══ EXTRACTED TEXT
Although highly speculative, these hypotheses deserve being appropriately
evaluated in clinical trials.
Modulating
the levels and/or the activity of intracellular factors involved in HCV-induced
insulin resistance may not only reverse hepatic insulin resistance but also
help establishing the IFN-α-induced
antiviral state at the very site of HCV replication.
However, specific
inhibitors of SOCS family members and of the protein phosphatase 2A are either
not suitable for in vivo
administration or toxic. Alternatively, increasing insulin sensitivity may be
achieved by modulating serum levels of specific cytokines, such as TNF-α, associated with insulin resistance [24, 25], but the
administration of anti-TNF-α antibodies to chronic
hepatitis C patients may be risky [42]. Insulin sensitizers may also inhibit
HCV replication by decreasing serum free fatty acids flow to hepatocytes; saturated
and monounsaturated free fatty acids have indeed been shown to stimulate HCV replication
in an in vitro model [43].
Thus, although increasing insulin sensitivity may be a rational option in chronic
hepatitis C patients not responding to current combination therapy, more work
is warranted to identify the appropriate treatment schedule. It is not clear
whether the best approach would be using a thiazolidindiones, activating PPARs,
or a biguanide such as metformin, whose mechanism of action is specifically
directed on the hepatic AMP-activated protein kinase [44]. Another major issue
concerns the treatment schedule. It is unclear whether one should start the
antiviral retreatment together with the insulin sensitizer or only once the
HOMA-IR score has decreased to a level predicting a sufficient SVR rate [16].
════
══ DATA
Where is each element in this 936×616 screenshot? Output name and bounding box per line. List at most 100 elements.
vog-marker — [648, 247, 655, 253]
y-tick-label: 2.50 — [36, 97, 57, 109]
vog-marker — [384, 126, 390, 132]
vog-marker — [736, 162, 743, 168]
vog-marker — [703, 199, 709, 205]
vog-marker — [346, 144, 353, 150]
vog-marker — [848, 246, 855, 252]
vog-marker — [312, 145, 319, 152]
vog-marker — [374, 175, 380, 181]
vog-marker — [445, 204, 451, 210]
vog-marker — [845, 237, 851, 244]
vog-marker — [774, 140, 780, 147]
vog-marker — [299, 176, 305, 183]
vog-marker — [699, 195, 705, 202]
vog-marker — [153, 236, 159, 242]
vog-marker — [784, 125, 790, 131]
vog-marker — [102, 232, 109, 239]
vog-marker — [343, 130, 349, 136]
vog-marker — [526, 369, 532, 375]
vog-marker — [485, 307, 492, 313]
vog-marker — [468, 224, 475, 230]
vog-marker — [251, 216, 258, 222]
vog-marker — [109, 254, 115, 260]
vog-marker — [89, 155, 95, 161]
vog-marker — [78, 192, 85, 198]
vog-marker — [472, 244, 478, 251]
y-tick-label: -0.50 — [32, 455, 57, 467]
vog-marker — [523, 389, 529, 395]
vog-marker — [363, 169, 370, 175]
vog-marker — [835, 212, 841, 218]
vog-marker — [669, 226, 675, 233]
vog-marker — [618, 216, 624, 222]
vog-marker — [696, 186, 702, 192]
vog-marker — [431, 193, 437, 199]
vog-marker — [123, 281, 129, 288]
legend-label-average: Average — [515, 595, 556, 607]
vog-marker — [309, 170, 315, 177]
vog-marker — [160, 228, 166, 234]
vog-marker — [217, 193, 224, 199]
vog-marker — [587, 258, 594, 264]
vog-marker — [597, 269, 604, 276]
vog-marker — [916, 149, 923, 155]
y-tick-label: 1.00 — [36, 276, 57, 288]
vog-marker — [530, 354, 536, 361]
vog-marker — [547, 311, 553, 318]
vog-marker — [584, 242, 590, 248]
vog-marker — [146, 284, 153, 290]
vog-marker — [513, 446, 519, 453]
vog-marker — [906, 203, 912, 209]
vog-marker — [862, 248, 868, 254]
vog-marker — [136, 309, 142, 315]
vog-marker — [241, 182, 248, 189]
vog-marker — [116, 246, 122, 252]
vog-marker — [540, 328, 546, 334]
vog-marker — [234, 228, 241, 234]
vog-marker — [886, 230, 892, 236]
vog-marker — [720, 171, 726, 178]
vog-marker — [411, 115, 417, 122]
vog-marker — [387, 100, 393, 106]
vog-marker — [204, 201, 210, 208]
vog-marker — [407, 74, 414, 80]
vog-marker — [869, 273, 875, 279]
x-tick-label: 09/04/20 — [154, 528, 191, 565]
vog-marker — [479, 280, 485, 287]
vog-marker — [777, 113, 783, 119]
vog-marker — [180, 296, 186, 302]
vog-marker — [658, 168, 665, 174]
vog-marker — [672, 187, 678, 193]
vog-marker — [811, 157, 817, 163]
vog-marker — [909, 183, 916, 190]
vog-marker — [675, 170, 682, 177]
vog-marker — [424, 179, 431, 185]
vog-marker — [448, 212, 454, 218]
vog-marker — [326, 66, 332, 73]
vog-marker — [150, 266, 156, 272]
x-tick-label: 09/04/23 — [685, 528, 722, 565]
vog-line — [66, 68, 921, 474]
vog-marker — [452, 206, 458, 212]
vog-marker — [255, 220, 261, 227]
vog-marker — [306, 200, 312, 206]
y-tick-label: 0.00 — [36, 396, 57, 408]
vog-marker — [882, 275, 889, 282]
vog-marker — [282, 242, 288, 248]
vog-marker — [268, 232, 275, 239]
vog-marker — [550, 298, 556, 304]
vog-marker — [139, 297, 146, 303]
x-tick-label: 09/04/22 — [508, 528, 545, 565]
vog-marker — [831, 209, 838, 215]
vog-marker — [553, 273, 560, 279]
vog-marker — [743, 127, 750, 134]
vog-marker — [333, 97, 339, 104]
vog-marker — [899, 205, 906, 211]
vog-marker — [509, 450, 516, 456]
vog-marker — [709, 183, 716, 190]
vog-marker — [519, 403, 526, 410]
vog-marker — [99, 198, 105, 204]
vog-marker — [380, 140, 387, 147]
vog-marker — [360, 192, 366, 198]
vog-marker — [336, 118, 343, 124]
════
TASK PROMPT:
Retype the passage on insulin sensitivity and chronic hepatitis C word for word, in full. The rows play no part in what comes next.

COMPLETED EXERCISE:
Although highly speculative, these hypotheses deserve being appropriately
evaluated in clinical trials.
Modulating
the levels and/or the activity of intracellular factors involved in HCV-induced
insulin resistance may not only reverse hepatic insulin resistance but also
help establishing the IFN-α-induced
antiviral state at the very site of HCV replication.
However, specific
inhibitors of SOCS family members and of the protein phosphatase 2A are either
not suitable for in vivo
administration or toxic. Alternatively, increasing insulin sensitivity may be
achieved by modulating serum levels of specific cytokines, such as TNF-α, associated with insulin resistance [24, 25], but the
administration of anti-TNF-α antibodies to chronic
hepatitis C patients may be risky [42]. Insulin sensitizers may also inhibit
HCV replication by decreasing serum free fatty acids flow to hepatocytes; saturated
and monounsaturated free fatty acids have indeed been shown to stimulate HCV replication
in an in vitro model [43].
Thus, although increasing insulin sensitivity may be a rational option in chronic
hepatitis C patients not responding to current combination therapy, more work
is warranted to identify the appropriate treatment schedule. It is not clear
whether the best approach would be using a thiazolidindiones, activating PPARs,
or a biguanide such as metformin, whose mechanism of action is specifically
directed on the hepatic AMP-activated protein kinase [44]. Another major issue
concerns the treatment schedule. It is unclear whether one should start the
antiviral retreatment together with the insulin sensitizer or only once the
HOMA-IR score has decreased to a level predicting a sufficient SVR rate [16].